» **WHAT THE TASK REQUIRES**
Please reproduce the passage below on Luther and the Lutheran church word for word, in full.

-- START DOCUMENT PASSAGE --

At his time, Luther could say of his church, “In the fourth place, no one can deny that we have the ministry of preaching and God’s Word in its purity and richness. We industriously teach and promote it, without any additive of our own new, human doctrine, just as Christ commanded the apostles and all Christianity to do. We invent nothing new, but rather hold to and remain in the old word of God, as the old church had it; therefore, as one kind of church with them, we are the correct, old church, teaching and believing the same kind of Word of God as they did. Therefore, once again the papists blaspheme Christ Himself, the apostles, and all Christianity, when they call us ‘new’ and ‘heretics.’” (Wider Hans Wurst [Against Hans Wurst] from the year 1541. XVII, 1659.) But the papists ridicule the present so-called “Protestant” or “Lutheran” state church as “new” or “heretical.” Do they perhaps also blaspheme Christ Himself? — Unfortunately, no! Have we Lutherans, through the self-named “Lutheran” state church become a laughingstock to our enemies! Pointing at the so-called state church, do the Jesuits and their like name the Lutheran church a “Babel,” whose downfall is near? Then we must either cast down our eyes ashamed or confess loudly that those state churches bear the name “Lutheran” in the same way that the Roman church bears the name “Catholic.” The enormous conventions and conferences, which meet here and there, are a crying shame. They should be showing the church of the Antichrist that ever still a church of the Reformation exists.
All correctly-believing teachers evaluate our church the way Luther did. This is how, e.g., one of the last representatives of Lutheran orthodoxy, J. W. Baier, defines a true visible church, with which one can and should foster fellowship: “When the public administration of the Word and sacrament is pure and uncorrupted. That is, in the assemblies of the church, the Word of God is taught purely and without falsifications that contradict the universal faith and good sense that genuine believers carry imprinted in their hearts. In consequence, the non-saints, who err in the faith, are compelled either to conceal or give up their errors, unless they want to be excluded from the fellowship of the church.”10 According to this definition, only these two options remain: (1) Consider the Lutheran church to be excluded from the true churches and rather among the false corrupted churches — indeed, among those churches that are corrupted in the manner of the Reformed, Methodist, and Baptist churches, etc., or (2) deny to the modern so-called “Lutheran” state churches the name and character of Lutheran churches, churches with whom no Lutheran should keep fellowship.

-- END DOCUMENT PASSAGE --
-- START RECORD LIST --

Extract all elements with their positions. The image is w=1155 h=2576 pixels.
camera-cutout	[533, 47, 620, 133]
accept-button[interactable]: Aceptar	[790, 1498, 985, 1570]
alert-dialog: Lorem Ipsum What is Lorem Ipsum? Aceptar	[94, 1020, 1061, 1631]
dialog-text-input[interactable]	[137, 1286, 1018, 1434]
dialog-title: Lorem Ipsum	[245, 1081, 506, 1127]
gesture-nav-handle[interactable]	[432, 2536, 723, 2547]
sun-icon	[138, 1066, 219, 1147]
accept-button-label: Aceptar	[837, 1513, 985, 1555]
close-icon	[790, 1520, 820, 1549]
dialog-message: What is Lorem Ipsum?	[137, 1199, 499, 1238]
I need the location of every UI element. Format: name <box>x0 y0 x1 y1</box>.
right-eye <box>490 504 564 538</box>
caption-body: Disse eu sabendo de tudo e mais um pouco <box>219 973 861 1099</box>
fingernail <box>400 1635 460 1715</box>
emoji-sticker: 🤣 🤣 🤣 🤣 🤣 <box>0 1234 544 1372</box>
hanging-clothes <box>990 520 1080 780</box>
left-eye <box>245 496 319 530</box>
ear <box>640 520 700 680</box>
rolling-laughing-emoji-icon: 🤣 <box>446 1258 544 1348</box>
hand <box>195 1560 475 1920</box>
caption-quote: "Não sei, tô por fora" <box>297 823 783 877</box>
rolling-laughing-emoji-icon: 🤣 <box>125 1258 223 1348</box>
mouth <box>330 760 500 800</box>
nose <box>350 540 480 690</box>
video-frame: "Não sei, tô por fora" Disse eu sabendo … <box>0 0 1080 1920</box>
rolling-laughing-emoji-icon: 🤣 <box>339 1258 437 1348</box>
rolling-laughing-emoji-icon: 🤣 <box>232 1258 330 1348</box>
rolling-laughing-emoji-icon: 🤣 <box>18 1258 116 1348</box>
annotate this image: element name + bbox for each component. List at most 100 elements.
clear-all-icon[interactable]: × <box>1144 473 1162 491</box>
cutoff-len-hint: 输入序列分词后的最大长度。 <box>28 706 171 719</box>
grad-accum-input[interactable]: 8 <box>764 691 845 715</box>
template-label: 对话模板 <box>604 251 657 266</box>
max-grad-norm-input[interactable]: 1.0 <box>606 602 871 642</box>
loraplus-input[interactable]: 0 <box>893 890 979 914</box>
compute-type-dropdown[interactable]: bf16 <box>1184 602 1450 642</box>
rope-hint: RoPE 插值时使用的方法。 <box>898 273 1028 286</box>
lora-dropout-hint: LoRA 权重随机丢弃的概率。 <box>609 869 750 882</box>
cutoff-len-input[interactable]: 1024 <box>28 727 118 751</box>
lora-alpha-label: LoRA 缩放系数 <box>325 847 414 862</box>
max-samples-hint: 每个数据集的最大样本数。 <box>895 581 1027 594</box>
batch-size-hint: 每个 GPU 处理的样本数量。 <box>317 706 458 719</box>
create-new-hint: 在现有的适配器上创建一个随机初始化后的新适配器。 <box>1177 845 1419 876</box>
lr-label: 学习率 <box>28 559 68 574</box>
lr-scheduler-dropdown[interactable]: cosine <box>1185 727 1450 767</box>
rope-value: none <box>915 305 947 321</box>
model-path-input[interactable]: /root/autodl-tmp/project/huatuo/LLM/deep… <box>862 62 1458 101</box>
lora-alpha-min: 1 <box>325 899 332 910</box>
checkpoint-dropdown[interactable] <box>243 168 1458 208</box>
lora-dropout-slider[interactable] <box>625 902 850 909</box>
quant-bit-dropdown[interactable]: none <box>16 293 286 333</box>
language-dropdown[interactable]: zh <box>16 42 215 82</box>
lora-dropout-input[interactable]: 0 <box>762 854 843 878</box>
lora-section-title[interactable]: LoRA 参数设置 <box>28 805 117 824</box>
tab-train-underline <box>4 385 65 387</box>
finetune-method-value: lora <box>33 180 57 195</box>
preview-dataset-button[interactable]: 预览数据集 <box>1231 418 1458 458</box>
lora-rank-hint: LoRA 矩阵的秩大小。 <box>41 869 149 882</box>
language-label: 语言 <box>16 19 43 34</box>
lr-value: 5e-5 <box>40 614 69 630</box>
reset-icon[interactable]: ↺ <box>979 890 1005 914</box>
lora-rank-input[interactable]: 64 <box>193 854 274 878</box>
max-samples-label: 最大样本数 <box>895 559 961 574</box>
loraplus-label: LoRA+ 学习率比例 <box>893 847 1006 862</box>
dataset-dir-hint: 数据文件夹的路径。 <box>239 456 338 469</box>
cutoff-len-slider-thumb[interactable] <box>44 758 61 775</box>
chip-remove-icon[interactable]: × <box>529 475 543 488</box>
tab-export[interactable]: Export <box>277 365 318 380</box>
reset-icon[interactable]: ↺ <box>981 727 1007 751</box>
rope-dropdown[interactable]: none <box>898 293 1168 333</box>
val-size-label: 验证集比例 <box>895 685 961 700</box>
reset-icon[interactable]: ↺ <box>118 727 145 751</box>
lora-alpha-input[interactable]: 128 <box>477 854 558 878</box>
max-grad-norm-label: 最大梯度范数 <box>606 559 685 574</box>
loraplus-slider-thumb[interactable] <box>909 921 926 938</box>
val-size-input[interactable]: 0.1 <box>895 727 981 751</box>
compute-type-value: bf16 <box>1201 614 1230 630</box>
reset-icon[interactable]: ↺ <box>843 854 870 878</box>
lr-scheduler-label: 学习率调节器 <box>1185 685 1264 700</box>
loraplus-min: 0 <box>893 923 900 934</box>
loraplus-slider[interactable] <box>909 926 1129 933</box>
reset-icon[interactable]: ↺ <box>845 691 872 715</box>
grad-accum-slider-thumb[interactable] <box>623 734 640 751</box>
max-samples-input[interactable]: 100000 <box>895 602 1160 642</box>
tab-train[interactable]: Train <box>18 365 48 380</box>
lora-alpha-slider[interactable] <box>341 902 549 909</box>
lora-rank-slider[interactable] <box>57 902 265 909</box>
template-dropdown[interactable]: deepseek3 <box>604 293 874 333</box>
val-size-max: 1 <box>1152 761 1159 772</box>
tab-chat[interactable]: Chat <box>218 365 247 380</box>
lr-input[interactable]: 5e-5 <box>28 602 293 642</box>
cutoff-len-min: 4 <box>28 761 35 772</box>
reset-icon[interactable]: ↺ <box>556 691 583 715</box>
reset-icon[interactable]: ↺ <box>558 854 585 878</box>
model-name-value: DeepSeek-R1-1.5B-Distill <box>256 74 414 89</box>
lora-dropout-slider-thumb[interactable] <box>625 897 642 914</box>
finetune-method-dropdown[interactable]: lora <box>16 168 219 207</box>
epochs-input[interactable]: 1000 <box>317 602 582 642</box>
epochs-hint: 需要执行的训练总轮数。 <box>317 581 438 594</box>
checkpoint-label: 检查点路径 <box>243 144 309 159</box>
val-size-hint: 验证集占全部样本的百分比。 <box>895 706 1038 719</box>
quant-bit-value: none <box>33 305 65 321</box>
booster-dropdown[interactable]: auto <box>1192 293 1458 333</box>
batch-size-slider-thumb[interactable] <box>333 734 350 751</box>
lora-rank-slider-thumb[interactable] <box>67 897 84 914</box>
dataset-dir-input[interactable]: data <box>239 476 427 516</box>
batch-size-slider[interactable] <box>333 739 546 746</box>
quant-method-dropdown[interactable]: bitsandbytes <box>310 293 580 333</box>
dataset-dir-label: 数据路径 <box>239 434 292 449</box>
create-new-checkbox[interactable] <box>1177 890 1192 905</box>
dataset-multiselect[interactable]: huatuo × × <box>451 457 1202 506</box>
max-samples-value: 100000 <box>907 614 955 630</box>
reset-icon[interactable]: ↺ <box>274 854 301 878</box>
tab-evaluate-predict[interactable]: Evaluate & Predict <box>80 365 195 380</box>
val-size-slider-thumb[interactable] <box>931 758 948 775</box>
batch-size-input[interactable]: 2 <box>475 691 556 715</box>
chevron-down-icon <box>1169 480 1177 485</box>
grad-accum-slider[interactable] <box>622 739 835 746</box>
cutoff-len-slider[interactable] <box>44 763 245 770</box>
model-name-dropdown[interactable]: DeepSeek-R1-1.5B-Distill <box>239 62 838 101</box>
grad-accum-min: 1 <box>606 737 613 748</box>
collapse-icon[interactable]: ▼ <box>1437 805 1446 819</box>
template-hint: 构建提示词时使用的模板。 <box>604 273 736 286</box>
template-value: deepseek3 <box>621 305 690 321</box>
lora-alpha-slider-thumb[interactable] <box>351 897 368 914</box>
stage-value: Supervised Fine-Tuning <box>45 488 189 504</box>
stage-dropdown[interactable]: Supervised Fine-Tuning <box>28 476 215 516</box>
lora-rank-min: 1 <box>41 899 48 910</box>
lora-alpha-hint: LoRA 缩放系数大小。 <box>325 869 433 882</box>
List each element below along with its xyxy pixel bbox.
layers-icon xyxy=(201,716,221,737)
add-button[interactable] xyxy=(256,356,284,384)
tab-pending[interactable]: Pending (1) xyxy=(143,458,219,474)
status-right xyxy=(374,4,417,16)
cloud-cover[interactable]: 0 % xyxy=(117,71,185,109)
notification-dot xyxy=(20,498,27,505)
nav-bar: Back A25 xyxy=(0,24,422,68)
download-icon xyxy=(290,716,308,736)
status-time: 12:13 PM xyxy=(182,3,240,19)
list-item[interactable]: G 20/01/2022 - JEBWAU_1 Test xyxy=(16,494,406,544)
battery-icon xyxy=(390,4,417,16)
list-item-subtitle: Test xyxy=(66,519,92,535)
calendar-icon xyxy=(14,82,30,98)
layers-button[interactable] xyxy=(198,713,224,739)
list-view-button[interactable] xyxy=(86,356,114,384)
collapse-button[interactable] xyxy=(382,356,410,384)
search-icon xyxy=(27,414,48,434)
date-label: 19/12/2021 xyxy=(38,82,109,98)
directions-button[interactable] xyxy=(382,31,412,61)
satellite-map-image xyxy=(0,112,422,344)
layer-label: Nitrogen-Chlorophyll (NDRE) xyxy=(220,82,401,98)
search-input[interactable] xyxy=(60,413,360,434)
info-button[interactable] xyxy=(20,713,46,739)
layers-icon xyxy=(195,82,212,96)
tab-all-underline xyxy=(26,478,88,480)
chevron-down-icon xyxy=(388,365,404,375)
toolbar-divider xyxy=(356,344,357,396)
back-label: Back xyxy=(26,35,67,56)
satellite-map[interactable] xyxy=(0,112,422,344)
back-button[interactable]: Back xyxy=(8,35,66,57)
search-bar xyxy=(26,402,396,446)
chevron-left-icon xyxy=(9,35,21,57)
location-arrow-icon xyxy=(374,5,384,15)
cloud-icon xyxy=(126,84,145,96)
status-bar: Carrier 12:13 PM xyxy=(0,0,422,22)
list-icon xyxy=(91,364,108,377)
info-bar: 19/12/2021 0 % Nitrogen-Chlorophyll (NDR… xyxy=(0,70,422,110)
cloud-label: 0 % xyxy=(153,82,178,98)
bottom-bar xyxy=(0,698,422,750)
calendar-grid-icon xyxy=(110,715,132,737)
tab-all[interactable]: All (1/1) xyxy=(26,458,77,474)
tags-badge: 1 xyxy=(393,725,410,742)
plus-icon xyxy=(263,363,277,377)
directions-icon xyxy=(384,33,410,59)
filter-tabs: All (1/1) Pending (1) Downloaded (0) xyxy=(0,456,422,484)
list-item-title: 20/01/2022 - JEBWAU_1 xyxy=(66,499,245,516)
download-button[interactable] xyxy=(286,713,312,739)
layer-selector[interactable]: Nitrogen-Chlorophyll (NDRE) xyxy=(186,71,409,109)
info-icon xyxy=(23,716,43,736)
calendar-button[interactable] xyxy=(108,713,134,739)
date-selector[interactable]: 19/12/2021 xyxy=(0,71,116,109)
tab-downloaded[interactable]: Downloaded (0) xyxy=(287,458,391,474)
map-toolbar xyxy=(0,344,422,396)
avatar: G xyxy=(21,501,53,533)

-- END RECORD LIST --

» **THE REPLY**
At his time, Luther could say of his church, “In the fourth place, no one can deny that we have the ministry of preaching and God’s Word in its purity and richness. We industriously teach and promote it, without any additive of our own new, human doctrine, just as Christ commanded the apostles and all Christianity to do. We invent nothing new, but rather hold to and remain in the old word of God, as the old church had it; therefore, as one kind of church with them, we are the correct, old church, teaching and believing the same kind of Word of God as they did. Therefore, once again the papists blaspheme Christ Himself, the apostles, and all Christianity, when they call us ‘new’ and ‘heretics.’” (Wider Hans Wurst [Against Hans Wurst] from the year 1541. XVII, 1659.) But the papists ridicule the present so-called “Protestant” or “Lutheran” state church as “new” or “heretical.” Do they perhaps also blaspheme Christ Himself? — Unfortunately, no! Have we Lutherans, through the self-named “Lutheran” state church become a laughingstock to our enemies! Pointing at the so-called state church, do the Jesuits and their like name the Lutheran church a “Babel,” whose downfall is near? Then we must either cast down our eyes ashamed or confess loudly that those state churches bear the name “Lutheran” in the same way that the Roman church bears the name “Catholic.” The enormous conventions and conferences, which meet here and there, are a crying shame. They should be showing the church of the Antichrist that ever still a church of the Reformation exists.
All correctly-believing teachers evaluate our church the way Luther did. This is how, e.g., one of the last representatives of Lutheran orthodoxy, J. W. Baier, defines a true visible church, with which one can and should foster fellowship: “When the public administration of the Word and sacrament is pure and uncorrupted. That is, in the assemblies of the church, the Word of God is taught purely and without falsifications that contradict the universal faith and good sense that genuine believers carry imprinted in their hearts. In consequence, the non-saints, who err in the faith, are compelled either to conceal or give up their errors, unless they want to be excluded from the fellowship of the church.”10 According to this definition, only these two options remain: (1) Consider the Lutheran church to be excluded from the true churches and rather among the false corrupted churches — indeed, among those churches that are corrupted in the manner of the Reformed, Methodist, and Baptist churches, etc., or (2) deny to the modern so-called “Lutheran” state churches the name and character of Lutheran churches, churches with whom no Lutheran should keep fellowship.